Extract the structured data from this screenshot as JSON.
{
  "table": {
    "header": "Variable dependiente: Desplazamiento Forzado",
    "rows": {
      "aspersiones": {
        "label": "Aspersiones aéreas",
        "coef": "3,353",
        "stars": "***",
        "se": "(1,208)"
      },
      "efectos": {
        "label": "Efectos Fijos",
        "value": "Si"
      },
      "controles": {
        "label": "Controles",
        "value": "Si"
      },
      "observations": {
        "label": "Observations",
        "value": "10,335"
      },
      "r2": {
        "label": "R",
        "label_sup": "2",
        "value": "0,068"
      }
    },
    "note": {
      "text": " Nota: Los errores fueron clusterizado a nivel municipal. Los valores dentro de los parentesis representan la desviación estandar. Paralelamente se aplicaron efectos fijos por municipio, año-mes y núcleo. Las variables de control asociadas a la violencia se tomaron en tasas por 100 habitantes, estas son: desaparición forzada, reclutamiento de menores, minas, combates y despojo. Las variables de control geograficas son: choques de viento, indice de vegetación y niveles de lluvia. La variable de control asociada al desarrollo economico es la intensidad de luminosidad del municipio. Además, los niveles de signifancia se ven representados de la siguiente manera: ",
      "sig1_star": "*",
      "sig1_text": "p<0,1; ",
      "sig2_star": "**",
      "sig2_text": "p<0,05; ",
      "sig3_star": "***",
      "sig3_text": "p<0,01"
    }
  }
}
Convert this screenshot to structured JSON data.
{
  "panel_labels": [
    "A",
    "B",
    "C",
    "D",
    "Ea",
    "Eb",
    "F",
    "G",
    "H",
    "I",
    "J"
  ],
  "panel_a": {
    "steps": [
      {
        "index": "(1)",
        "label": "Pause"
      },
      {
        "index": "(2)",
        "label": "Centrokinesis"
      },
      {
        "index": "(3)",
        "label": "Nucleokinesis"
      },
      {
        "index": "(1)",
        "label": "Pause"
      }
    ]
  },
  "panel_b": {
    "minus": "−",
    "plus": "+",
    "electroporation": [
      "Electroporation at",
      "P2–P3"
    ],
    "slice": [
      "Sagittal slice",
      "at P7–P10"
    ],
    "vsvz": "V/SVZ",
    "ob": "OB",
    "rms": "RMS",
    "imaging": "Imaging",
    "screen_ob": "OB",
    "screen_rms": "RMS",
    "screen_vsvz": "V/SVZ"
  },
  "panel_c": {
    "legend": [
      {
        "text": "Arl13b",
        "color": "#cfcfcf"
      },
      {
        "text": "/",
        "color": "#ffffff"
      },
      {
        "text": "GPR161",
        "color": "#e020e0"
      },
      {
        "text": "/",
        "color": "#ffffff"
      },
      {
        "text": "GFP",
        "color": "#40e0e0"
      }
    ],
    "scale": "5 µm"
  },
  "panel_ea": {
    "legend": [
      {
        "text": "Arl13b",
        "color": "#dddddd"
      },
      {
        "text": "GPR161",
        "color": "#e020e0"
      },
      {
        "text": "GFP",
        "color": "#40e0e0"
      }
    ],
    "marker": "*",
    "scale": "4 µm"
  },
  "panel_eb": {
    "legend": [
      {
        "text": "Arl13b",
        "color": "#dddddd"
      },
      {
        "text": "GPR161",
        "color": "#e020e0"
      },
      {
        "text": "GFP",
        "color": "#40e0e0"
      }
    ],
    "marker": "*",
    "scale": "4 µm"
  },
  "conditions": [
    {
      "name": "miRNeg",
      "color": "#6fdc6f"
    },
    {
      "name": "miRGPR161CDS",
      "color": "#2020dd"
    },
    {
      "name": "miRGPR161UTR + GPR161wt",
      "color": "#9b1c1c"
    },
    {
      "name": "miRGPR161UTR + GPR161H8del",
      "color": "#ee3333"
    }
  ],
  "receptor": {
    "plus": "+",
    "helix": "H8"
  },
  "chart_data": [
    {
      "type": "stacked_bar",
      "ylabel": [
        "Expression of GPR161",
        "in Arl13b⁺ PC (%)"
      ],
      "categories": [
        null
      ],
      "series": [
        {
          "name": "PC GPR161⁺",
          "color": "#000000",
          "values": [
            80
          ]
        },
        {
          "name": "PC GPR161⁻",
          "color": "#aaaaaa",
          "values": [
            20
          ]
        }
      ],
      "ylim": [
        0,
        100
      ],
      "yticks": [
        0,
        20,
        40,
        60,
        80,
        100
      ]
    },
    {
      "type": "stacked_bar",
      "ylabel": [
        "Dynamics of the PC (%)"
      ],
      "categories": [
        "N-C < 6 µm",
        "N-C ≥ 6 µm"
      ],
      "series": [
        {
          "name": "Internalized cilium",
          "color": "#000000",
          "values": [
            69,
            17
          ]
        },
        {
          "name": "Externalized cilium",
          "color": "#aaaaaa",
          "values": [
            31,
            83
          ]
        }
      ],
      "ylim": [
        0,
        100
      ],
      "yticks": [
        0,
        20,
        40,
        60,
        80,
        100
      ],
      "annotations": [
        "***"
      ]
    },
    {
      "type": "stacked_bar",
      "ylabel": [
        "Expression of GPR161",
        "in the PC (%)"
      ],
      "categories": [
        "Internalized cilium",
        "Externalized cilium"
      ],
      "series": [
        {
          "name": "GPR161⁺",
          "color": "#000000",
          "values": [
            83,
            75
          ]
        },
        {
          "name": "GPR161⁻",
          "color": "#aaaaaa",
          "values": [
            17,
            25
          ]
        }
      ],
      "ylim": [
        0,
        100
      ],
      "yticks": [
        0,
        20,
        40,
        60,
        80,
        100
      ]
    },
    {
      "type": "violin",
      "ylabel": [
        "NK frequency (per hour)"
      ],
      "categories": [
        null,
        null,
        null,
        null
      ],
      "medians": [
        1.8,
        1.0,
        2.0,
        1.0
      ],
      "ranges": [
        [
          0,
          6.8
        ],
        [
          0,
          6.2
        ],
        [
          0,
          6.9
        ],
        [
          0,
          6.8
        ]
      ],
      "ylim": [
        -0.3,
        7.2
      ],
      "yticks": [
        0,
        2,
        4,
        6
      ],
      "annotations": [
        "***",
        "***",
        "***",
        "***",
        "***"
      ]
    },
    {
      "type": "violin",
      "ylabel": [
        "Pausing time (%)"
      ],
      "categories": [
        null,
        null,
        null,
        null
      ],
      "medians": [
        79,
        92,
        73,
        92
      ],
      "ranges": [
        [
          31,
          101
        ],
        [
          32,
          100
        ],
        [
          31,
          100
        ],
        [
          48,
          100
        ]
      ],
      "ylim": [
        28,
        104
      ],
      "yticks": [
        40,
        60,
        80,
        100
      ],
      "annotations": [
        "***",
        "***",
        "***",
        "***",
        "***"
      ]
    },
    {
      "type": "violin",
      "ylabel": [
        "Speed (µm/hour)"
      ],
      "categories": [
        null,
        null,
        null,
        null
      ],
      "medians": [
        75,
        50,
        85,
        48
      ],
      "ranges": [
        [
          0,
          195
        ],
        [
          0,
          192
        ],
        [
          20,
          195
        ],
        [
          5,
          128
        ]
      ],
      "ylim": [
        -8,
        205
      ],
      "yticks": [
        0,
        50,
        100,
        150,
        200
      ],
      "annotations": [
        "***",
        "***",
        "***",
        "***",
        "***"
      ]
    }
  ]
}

### [Given problem]
Please set down the whole listing above without altering a single line.

### [Full output]
Extract the structured data from this screenshot as JSON.
{
  "table": {
    "header": "Variable dependiente: Desplazamiento Forzado",
    "rows": {
      "aspersiones": {
        "label": "Aspersiones aéreas",
        "coef": "3,353",
        "stars": "***",
        "se": "(1,208)"
      },
      "efectos": {
        "label": "Efectos Fijos",
        "value": "Si"
      },
      "controles": {
        "label": "Controles",
        "value": "Si"
      },
      "observations": {
        "label": "Observations",
        "value": "10,335"
      },
      "r2": {
        "label": "R",
        "label_sup": "2",
        "value": "0,068"
      }
    },
    "note": {
      "text": " Nota: Los errores fueron clusterizado a nivel municipal. Los valores dentro de los parentesis representan la desviación estandar. Paralelamente se aplicaron efectos fijos por municipio, año-mes y núcleo. Las variables de control asociadas a la violencia se tomaron en tasas por 100 habitantes, estas son: desaparición forzada, reclutamiento de menores, minas, combates y despojo. Las variables de control geograficas son: choques de viento, indice de vegetación y niveles de lluvia. La variable de control asociada al desarrollo economico es la intensidad de luminosidad del municipio. Además, los niveles de signifancia se ven representados de la siguiente manera: ",
      "sig1_star": "*",
      "sig1_text": "p<0,1; ",
      "sig2_star": "**",
      "sig2_text": "p<0,05; ",
      "sig3_star": "***",
      "sig3_text": "p<0,01"
    }
  }
}
Convert this screenshot to structured JSON data.
{
  "panel_labels": [
    "A",
    "B",
    "C",
    "D",
    "Ea",
    "Eb",
    "F",
    "G",
    "H",
    "I",
    "J"
  ],
  "panel_a": {
    "steps": [
      {
        "index": "(1)",
        "label": "Pause"
      },
      {
        "index": "(2)",
        "label": "Centrokinesis"
      },
      {
        "index": "(3)",
        "label": "Nucleokinesis"
      },
      {
        "index": "(1)",
        "label": "Pause"
      }
    ]
  },
  "panel_b": {
    "minus": "−",
    "plus": "+",
    "electroporation": [
      "Electroporation at",
      "P2–P3"
    ],
    "slice": [
      "Sagittal slice",
      "at P7–P10"
    ],
    "vsvz": "V/SVZ",
    "ob": "OB",
    "rms": "RMS",
    "imaging": "Imaging",
    "screen_ob": "OB",
    "screen_rms": "RMS",
    "screen_vsvz": "V/SVZ"
  },
  "panel_c": {
    "legend": [
      {
        "text": "Arl13b",
        "color": "#cfcfcf"
      },
      {
        "text": "/",
        "color": "#ffffff"
      },
      {
        "text": "GPR161",
        "color": "#e020e0"
      },
      {
        "text": "/",
        "color": "#ffffff"
      },
      {
        "text": "GFP",
        "color": "#40e0e0"
      }
    ],
    "scale": "5 µm"
  },
  "panel_ea": {
    "legend": [
      {
        "text": "Arl13b",
        "color": "#dddddd"
      },
      {
        "text": "GPR161",
        "color": "#e020e0"
      },
      {
        "text": "GFP",
        "color": "#40e0e0"
      }
    ],
    "marker": "*",
    "scale": "4 µm"
  },
  "panel_eb": {
    "legend": [
      {
        "text": "Arl13b",
        "color": "#dddddd"
      },
      {
        "text": "GPR161",
        "color": "#e020e0"
      },
      {
        "text": "GFP",
        "color": "#40e0e0"
      }
    ],
    "marker": "*",
    "scale": "4 µm"
  },
  "conditions": [
    {
      "name": "miRNeg",
      "color": "#6fdc6f"
    },
    {
      "name": "miRGPR161CDS",
      "color": "#2020dd"
    },
    {
      "name": "miRGPR161UTR + GPR161wt",
      "color": "#9b1c1c"
    },
    {
      "name": "miRGPR161UTR + GPR161H8del",
      "color": "#ee3333"
    }
  ],
  "receptor": {
    "plus": "+",
    "helix": "H8"
  },
  "chart_data": [
    {
      "type": "stacked_bar",
      "ylabel": [
        "Expression of GPR161",
        "in Arl13b⁺ PC (%)"
      ],
      "categories": [
        null
      ],
      "series": [
        {
          "name": "PC GPR161⁺",
          "color": "#000000",
          "values": [
            80
          ]
        },
        {
          "name": "PC GPR161⁻",
          "color": "#aaaaaa",
          "values": [
            20
          ]
        }
      ],
      "ylim": [
        0,
        100
      ],
      "yticks": [
        0,
        20,
        40,
        60,
        80,
        100
      ]
    },
    {
      "type": "stacked_bar",
      "ylabel": [
        "Dynamics of the PC (%)"
      ],
      "categories": [
        "N-C < 6 µm",
        "N-C ≥ 6 µm"
      ],
      "series": [
        {
          "name": "Internalized cilium",
          "color": "#000000",
          "values": [
            69,
            17
          ]
        },
        {
          "name": "Externalized cilium",
          "color": "#aaaaaa",
          "values": [
            31,
            83
          ]
        }
      ],
      "ylim": [
        0,
        100
      ],
      "yticks": [
        0,
        20,
        40,
        60,
        80,
        100
      ],
      "annotations": [
        "***"
      ]
    },
    {
      "type": "stacked_bar",
      "ylabel": [
        "Expression of GPR161",
        "in the PC (%)"
      ],
      "categories": [
        "Internalized cilium",
        "Externalized cilium"
      ],
      "series": [
        {
          "name": "GPR161⁺",
          "color": "#000000",
          "values": [
            83,
            75
          ]
        },
        {
          "name": "GPR161⁻",
          "color": "#aaaaaa",
          "values": [
            17,
            25
          ]
        }
      ],
      "ylim": [
        0,
        100
      ],
      "yticks": [
        0,
        20,
        40,
        60,
        80,
        100
      ]
    },
    {
      "type": "violin",
      "ylabel": [
        "NK frequency (per hour)"
      ],
      "categories": [
        null,
        null,
        null,
        null
      ],
      "medians": [
        1.8,
        1.0,
        2.0,
        1.0
      ],
      "ranges": [
        [
          0,
          6.8
        ],
        [
          0,
          6.2
        ],
        [
          0,
          6.9
        ],
        [
          0,
          6.8
        ]
      ],
      "ylim": [
        -0.3,
        7.2
      ],
      "yticks": [
        0,
        2,
        4,
        6
      ],
      "annotations": [
        "***",
        "***",
        "***",
        "***",
        "***"
      ]
    },
    {
      "type": "violin",
      "ylabel": [
        "Pausing time (%)"
      ],
      "categories": [
        null,
        null,
        null,
        null
      ],
      "medians": [
        79,
        92,
        73,
        92
      ],
      "ranges": [
        [
          31,
          101
        ],
        [
          32,
          100
        ],
        [
          31,
          100
        ],
        [
          48,
          100
        ]
      ],
      "ylim": [
        28,
        104
      ],
      "yticks": [
        40,
        60,
        80,
        100
      ],
      "annotations": [
        "***",
        "***",
        "***",
        "***",
        "***"
      ]
    },
    {
      "type": "violin",
      "ylabel": [
        "Speed (µm/hour)"
      ],
      "categories": [
        null,
        null,
        null,
        null
      ],
      "medians": [
        75,
        50,
        85,
        48
      ],
      "ranges": [
        [
          0,
          195
        ],
        [
          0,
          192
        ],
        [
          20,
          195
        ],
        [
          5,
          128
        ]
      ],
      "ylim": [
        -8,
        205
      ],
      "yticks": [
        0,
        50,
        100,
        150,
        200
      ],
      "annotations": [
        "***",
        "***",
        "***",
        "***",
        "***"
      ]
    }
  ]
}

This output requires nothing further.